-- Start Stored records --
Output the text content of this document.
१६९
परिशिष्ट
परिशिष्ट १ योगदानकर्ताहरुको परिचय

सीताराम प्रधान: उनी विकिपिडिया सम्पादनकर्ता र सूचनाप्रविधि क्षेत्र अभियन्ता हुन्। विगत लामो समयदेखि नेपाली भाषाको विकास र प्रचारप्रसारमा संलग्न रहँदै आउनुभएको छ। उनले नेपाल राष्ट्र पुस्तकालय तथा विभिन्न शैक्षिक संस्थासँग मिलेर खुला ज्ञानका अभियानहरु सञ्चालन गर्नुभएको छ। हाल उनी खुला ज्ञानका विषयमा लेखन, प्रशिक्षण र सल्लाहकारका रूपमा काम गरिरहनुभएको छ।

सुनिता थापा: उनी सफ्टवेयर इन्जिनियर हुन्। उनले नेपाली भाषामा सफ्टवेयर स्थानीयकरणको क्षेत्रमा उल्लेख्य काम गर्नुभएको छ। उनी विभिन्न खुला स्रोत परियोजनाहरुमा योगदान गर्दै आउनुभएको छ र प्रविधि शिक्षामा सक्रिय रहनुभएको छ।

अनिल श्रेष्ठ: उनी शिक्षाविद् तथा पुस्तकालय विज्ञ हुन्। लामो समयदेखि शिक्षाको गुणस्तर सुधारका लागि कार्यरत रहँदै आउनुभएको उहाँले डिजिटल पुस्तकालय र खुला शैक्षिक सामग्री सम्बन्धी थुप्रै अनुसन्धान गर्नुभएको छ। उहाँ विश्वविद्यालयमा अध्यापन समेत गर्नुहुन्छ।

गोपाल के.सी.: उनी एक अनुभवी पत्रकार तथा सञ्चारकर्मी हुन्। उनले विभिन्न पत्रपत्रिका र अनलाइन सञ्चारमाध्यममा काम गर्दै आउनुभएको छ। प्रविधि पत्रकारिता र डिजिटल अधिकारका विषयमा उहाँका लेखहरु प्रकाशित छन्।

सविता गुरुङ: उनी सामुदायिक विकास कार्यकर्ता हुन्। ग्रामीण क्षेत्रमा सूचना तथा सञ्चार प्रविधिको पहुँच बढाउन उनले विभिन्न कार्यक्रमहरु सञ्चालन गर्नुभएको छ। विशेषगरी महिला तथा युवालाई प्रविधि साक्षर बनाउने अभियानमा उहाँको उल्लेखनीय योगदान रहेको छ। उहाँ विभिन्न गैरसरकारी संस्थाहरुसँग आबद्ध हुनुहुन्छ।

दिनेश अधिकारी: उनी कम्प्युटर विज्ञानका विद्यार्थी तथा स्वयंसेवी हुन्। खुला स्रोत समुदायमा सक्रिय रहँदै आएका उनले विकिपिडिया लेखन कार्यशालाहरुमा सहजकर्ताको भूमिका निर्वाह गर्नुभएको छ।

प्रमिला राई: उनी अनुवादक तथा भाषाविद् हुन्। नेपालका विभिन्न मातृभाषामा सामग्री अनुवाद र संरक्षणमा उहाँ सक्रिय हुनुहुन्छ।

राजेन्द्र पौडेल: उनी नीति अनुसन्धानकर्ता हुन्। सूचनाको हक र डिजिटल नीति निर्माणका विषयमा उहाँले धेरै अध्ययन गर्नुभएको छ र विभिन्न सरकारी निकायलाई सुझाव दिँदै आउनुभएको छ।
-- End Stored records --
What needs to be done =>
Each record above should be repeated exactly as it appears.

Task answer =>
Output the text content of this document.
१६९
परिशिष्ट
परिशिष्ट १ योगदानकर्ताहरुको परिचय

सीताराम प्रधान: उनी विकिपिडिया सम्पादनकर्ता र सूचनाप्रविधि क्षेत्र अभियन्ता हुन्। विगत लामो समयदेखि नेपाली भाषाको विकास र प्रचारप्रसारमा संलग्न रहँदै आउनुभएको छ। उनले नेपाल राष्ट्र पुस्तकालय तथा विभिन्न शैक्षिक संस्थासँग मिलेर खुला ज्ञानका अभियानहरु सञ्चालन गर्नुभएको छ। हाल उनी खुला ज्ञानका विषयमा लेखन, प्रशिक्षण र सल्लाहकारका रूपमा काम गरिरहनुभएको छ।

सुनिता थापा: उनी सफ्टवेयर इन्जिनियर हुन्। उनले नेपाली भाषामा सफ्टवेयर स्थानीयकरणको क्षेत्रमा उल्लेख्य काम गर्नुभएको छ। उनी विभिन्न खुला स्रोत परियोजनाहरुमा योगदान गर्दै आउनुभएको छ र प्रविधि शिक्षामा सक्रिय रहनुभएको छ।

अनिल श्रेष्ठ: उनी शिक्षाविद् तथा पुस्तकालय विज्ञ हुन्। लामो समयदेखि शिक्षाको गुणस्तर सुधारका लागि कार्यरत रहँदै आउनुभएको उहाँले डिजिटल पुस्तकालय र खुला शैक्षिक सामग्री सम्बन्धी थुप्रै अनुसन्धान गर्नुभएको छ। उहाँ विश्वविद्यालयमा अध्यापन समेत गर्नुहुन्छ।

गोपाल के.सी.: उनी एक अनुभवी पत्रकार तथा सञ्चारकर्मी हुन्। उनले विभिन्न पत्रपत्रिका र अनलाइन सञ्चारमाध्यममा काम गर्दै आउनुभएको छ। प्रविधि पत्रकारिता र डिजिटल अधिकारका विषयमा उहाँका लेखहरु प्रकाशित छन्।

सविता गुरुङ: उनी सामुदायिक विकास कार्यकर्ता हुन्। ग्रामीण क्षेत्रमा सूचना तथा सञ्चार प्रविधिको पहुँच बढाउन उनले विभिन्न कार्यक्रमहरु सञ्चालन गर्नुभएको छ। विशेषगरी महिला तथा युवालाई प्रविधि साक्षर बनाउने अभियानमा उहाँको उल्लेखनीय योगदान रहेको छ। उहाँ विभिन्न गैरसरकारी संस्थाहरुसँग आबद्ध हुनुहुन्छ।

दिनेश अधिकारी: उनी कम्प्युटर विज्ञानका विद्यार्थी तथा स्वयंसेवी हुन्। खुला स्रोत समुदायमा सक्रिय रहँदै आएका उनले विकिपिडिया लेखन कार्यशालाहरुमा सहजकर्ताको भूमिका निर्वाह गर्नुभएको छ।

प्रमिला राई: उनी अनुवादक तथा भाषाविद् हुन्। नेपालका विभिन्न मातृभाषामा सामग्री अनुवाद र संरक्षणमा उहाँ सक्रिय हुनुहुन्छ।

राजेन्द्र पौडेल: उनी नीति अनुसन्धानकर्ता हुन्। सूचनाको हक र डिजिटल नीति निर्माणका विषयमा उहाँले धेरै अध्ययन गर्नुभएको छ र विभिन्न सरकारी निकायलाई सुझाव दिँदै आउनुभएको छ।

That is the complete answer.